Task to carry out
Please output the data below line for line, with no changes.
::: Provided information :::
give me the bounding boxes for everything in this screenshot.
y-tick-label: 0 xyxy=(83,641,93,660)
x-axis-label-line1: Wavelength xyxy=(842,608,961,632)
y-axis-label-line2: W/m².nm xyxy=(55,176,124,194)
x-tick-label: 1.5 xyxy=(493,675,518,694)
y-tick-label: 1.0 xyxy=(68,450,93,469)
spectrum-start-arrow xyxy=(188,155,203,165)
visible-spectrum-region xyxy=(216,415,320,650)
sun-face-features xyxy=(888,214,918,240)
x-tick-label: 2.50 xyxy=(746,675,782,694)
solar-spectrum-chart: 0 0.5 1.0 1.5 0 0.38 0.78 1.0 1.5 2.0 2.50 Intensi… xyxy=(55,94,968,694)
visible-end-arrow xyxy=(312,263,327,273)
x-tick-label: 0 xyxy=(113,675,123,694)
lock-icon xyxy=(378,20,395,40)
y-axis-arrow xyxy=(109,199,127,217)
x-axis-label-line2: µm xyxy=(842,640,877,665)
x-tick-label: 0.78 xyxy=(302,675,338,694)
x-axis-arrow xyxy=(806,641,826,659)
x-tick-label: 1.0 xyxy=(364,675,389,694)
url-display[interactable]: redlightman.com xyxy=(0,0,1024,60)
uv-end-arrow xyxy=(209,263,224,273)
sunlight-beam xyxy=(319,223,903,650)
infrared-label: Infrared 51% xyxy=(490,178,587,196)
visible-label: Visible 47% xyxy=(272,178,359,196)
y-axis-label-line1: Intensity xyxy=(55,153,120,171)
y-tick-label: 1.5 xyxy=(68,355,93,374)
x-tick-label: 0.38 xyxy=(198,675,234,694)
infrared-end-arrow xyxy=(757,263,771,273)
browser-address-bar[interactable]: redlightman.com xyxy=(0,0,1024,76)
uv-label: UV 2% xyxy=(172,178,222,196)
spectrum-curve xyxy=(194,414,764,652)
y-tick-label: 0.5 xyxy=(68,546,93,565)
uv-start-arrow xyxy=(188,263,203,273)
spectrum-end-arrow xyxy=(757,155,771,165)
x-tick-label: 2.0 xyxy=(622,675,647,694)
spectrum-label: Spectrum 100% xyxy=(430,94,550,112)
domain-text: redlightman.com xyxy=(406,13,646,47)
:::
Response for this exercise
give me the bounding boxes for everything in this screenshot.
y-tick-label: 0 xyxy=(83,641,93,660)
x-axis-label-line1: Wavelength xyxy=(842,608,961,632)
y-axis-label-line2: W/m².nm xyxy=(55,176,124,194)
x-tick-label: 1.5 xyxy=(493,675,518,694)
y-tick-label: 1.0 xyxy=(68,450,93,469)
spectrum-start-arrow xyxy=(188,155,203,165)
visible-spectrum-region xyxy=(216,415,320,650)
sun-face-features xyxy=(888,214,918,240)
x-tick-label: 2.50 xyxy=(746,675,782,694)
solar-spectrum-chart: 0 0.5 1.0 1.5 0 0.38 0.78 1.0 1.5 2.0 2.50 Intensi… xyxy=(55,94,968,694)
visible-end-arrow xyxy=(312,263,327,273)
x-tick-label: 0 xyxy=(113,675,123,694)
lock-icon xyxy=(378,20,395,40)
y-axis-arrow xyxy=(109,199,127,217)
x-axis-label-line2: µm xyxy=(842,640,877,665)
x-tick-label: 0.78 xyxy=(302,675,338,694)
x-axis-arrow xyxy=(806,641,826,659)
x-tick-label: 1.0 xyxy=(364,675,389,694)
url-display[interactable]: redlightman.com xyxy=(0,0,1024,60)
uv-end-arrow xyxy=(209,263,224,273)
sunlight-beam xyxy=(319,223,903,650)
infrared-label: Infrared 51% xyxy=(490,178,587,196)
visible-label: Visible 47% xyxy=(272,178,359,196)
y-axis-label-line1: Intensity xyxy=(55,153,120,171)
y-tick-label: 1.5 xyxy=(68,355,93,374)
x-tick-label: 0.38 xyxy=(198,675,234,694)
infrared-end-arrow xyxy=(757,263,771,273)
browser-address-bar[interactable]: redlightman.com xyxy=(0,0,1024,76)
uv-label: UV 2% xyxy=(172,178,222,196)
spectrum-curve xyxy=(194,414,764,652)
y-tick-label: 0.5 xyxy=(68,546,93,565)
uv-start-arrow xyxy=(188,263,203,273)
spectrum-end-arrow xyxy=(757,155,771,165)
x-tick-label: 2.0 xyxy=(622,675,647,694)
spectrum-label: Spectrum 100% xyxy=(430,94,550,112)
domain-text: redlightman.com xyxy=(406,13,646,47)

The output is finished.